[Dataset rows about figures]
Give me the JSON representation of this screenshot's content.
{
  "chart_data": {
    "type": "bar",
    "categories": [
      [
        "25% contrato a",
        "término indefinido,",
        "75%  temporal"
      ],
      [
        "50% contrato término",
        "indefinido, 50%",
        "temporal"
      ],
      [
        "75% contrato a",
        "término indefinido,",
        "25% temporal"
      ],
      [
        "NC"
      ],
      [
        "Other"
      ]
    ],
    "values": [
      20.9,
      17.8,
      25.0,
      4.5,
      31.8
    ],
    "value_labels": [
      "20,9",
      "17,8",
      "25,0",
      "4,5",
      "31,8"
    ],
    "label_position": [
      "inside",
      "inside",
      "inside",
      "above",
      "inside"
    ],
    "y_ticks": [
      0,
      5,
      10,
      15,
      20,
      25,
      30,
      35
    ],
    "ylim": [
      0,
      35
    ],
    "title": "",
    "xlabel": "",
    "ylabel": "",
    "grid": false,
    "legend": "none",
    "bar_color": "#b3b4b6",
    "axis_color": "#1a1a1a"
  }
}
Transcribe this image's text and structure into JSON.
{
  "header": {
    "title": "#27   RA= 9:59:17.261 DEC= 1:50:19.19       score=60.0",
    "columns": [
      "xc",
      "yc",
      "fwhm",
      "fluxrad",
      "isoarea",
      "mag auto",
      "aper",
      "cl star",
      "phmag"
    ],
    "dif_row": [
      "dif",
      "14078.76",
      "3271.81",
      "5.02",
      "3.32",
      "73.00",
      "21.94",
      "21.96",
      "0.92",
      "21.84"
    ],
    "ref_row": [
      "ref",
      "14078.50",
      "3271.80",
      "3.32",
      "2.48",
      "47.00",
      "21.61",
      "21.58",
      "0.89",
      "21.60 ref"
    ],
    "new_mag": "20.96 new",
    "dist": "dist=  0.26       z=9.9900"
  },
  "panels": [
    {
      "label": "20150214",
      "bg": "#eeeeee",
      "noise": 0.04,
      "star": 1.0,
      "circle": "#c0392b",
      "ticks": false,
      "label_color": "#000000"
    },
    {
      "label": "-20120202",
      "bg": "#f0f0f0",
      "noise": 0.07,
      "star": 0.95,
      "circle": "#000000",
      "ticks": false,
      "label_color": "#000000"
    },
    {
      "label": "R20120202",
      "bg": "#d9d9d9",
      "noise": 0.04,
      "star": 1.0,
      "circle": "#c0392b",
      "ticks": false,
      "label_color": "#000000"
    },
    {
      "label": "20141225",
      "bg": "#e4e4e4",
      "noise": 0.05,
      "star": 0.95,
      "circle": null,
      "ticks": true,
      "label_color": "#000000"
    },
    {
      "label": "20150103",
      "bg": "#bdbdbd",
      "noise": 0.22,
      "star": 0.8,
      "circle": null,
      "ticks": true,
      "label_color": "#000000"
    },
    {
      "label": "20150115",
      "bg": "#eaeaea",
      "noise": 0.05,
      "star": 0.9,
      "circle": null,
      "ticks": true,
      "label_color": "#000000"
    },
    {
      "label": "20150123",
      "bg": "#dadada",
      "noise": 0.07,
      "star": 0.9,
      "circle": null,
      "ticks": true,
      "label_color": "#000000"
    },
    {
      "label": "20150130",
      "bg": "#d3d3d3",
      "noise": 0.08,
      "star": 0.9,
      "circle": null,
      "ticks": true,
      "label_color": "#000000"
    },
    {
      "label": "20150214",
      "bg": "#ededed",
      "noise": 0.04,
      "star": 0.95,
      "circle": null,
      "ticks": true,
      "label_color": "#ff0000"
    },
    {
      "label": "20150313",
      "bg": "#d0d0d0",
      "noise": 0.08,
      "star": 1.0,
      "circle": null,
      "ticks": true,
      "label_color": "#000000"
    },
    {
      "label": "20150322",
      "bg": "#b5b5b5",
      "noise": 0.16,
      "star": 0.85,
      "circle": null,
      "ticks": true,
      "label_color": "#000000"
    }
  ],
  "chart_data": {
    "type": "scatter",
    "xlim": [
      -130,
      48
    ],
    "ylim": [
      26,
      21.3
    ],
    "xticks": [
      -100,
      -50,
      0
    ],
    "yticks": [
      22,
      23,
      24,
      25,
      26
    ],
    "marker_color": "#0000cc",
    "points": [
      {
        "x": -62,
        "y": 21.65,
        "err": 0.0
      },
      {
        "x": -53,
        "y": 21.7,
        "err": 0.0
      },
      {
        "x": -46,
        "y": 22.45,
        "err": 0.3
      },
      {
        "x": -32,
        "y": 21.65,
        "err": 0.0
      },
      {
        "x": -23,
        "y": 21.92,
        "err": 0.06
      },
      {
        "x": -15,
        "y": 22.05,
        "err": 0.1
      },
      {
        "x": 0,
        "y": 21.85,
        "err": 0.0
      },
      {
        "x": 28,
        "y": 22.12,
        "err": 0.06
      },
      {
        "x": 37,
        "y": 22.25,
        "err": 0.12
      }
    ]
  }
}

● **Stated exercise**
Return every record, word for word.

● **Final result**
Give me the JSON representation of this screenshot's content.
{
  "chart_data": {
    "type": "bar",
    "categories": [
      [
        "25% contrato a",
        "término indefinido,",
        "75%  temporal"
      ],
      [
        "50% contrato término",
        "indefinido, 50%",
        "temporal"
      ],
      [
        "75% contrato a",
        "término indefinido,",
        "25% temporal"
      ],
      [
        "NC"
      ],
      [
        "Other"
      ]
    ],
    "values": [
      20.9,
      17.8,
      25.0,
      4.5,
      31.8
    ],
    "value_labels": [
      "20,9",
      "17,8",
      "25,0",
      "4,5",
      "31,8"
    ],
    "label_position": [
      "inside",
      "inside",
      "inside",
      "above",
      "inside"
    ],
    "y_ticks": [
      0,
      5,
      10,
      15,
      20,
      25,
      30,
      35
    ],
    "ylim": [
      0,
      35
    ],
    "title": "",
    "xlabel": "",
    "ylabel": "",
    "grid": false,
    "legend": "none",
    "bar_color": "#b3b4b6",
    "axis_color": "#1a1a1a"
  }
}
Transcribe this image's text and structure into JSON.
{
  "header": {
    "title": "#27   RA= 9:59:17.261 DEC= 1:50:19.19       score=60.0",
    "columns": [
      "xc",
      "yc",
      "fwhm",
      "fluxrad",
      "isoarea",
      "mag auto",
      "aper",
      "cl star",
      "phmag"
    ],
    "dif_row": [
      "dif",
      "14078.76",
      "3271.81",
      "5.02",
      "3.32",
      "73.00",
      "21.94",
      "21.96",
      "0.92",
      "21.84"
    ],
    "ref_row": [
      "ref",
      "14078.50",
      "3271.80",
      "3.32",
      "2.48",
      "47.00",
      "21.61",
      "21.58",
      "0.89",
      "21.60 ref"
    ],
    "new_mag": "20.96 new",
    "dist": "dist=  0.26       z=9.9900"
  },
  "panels": [
    {
      "label": "20150214",
      "bg": "#eeeeee",
      "noise": 0.04,
      "star": 1.0,
      "circle": "#c0392b",
      "ticks": false,
      "label_color": "#000000"
    },
    {
      "label": "-20120202",
      "bg": "#f0f0f0",
      "noise": 0.07,
      "star": 0.95,
      "circle": "#000000",
      "ticks": false,
      "label_color": "#000000"
    },
    {
      "label": "R20120202",
      "bg": "#d9d9d9",
      "noise": 0.04,
      "star": 1.0,
      "circle": "#c0392b",
      "ticks": false,
      "label_color": "#000000"
    },
    {
      "label": "20141225",
      "bg": "#e4e4e4",
      "noise": 0.05,
      "star": 0.95,
      "circle": null,
      "ticks": true,
      "label_color": "#000000"
    },
    {
      "label": "20150103",
      "bg": "#bdbdbd",
      "noise": 0.22,
      "star": 0.8,
      "circle": null,
      "ticks": true,
      "label_color": "#000000"
    },
    {
      "label": "20150115",
      "bg": "#eaeaea",
      "noise": 0.05,
      "star": 0.9,
      "circle": null,
      "ticks": true,
      "label_color": "#000000"
    },
    {
      "label": "20150123",
      "bg": "#dadada",
      "noise": 0.07,
      "star": 0.9,
      "circle": null,
      "ticks": true,
      "label_color": "#000000"
    },
    {
      "label": "20150130",
      "bg": "#d3d3d3",
      "noise": 0.08,
      "star": 0.9,
      "circle": null,
      "ticks": true,
      "label_color": "#000000"
    },
    {
      "label": "20150214",
      "bg": "#ededed",
      "noise": 0.04,
      "star": 0.95,
      "circle": null,
      "ticks": true,
      "label_color": "#ff0000"
    },
    {
      "label": "20150313",
      "bg": "#d0d0d0",
      "noise": 0.08,
      "star": 1.0,
      "circle": null,
      "ticks": true,
      "label_color": "#000000"
    },
    {
      "label": "20150322",
      "bg": "#b5b5b5",
      "noise": 0.16,
      "star": 0.85,
      "circle": null,
      "ticks": true,
      "label_color": "#000000"
    }
  ],
  "chart_data": {
    "type": "scatter",
    "xlim": [
      -130,
      48
    ],
    "ylim": [
      26,
      21.3
    ],
    "xticks": [
      -100,
      -50,
      0
    ],
    "yticks": [
      22,
      23,
      24,
      25,
      26
    ],
    "marker_color": "#0000cc",
    "points": [
      {
        "x": -62,
        "y": 21.65,
        "err": 0.0
      },
      {
        "x": -53,
        "y": 21.7,
        "err": 0.0
      },
      {
        "x": -46,
        "y": 22.45,
        "err": 0.3
      },
      {
        "x": -32,
        "y": 21.65,
        "err": 0.0
      },
      {
        "x": -23,
        "y": 21.92,
        "err": 0.06
      },
      {
        "x": -15,
        "y": 22.05,
        "err": 0.1
      },
      {
        "x": 0,
        "y": 21.85,
        "err": 0.0
      },
      {
        "x": 28,
        "y": 22.12,
        "err": 0.06
      },
      {
        "x": 37,
        "y": 22.25,
        "err": 0.12
      }
    ]
  }
}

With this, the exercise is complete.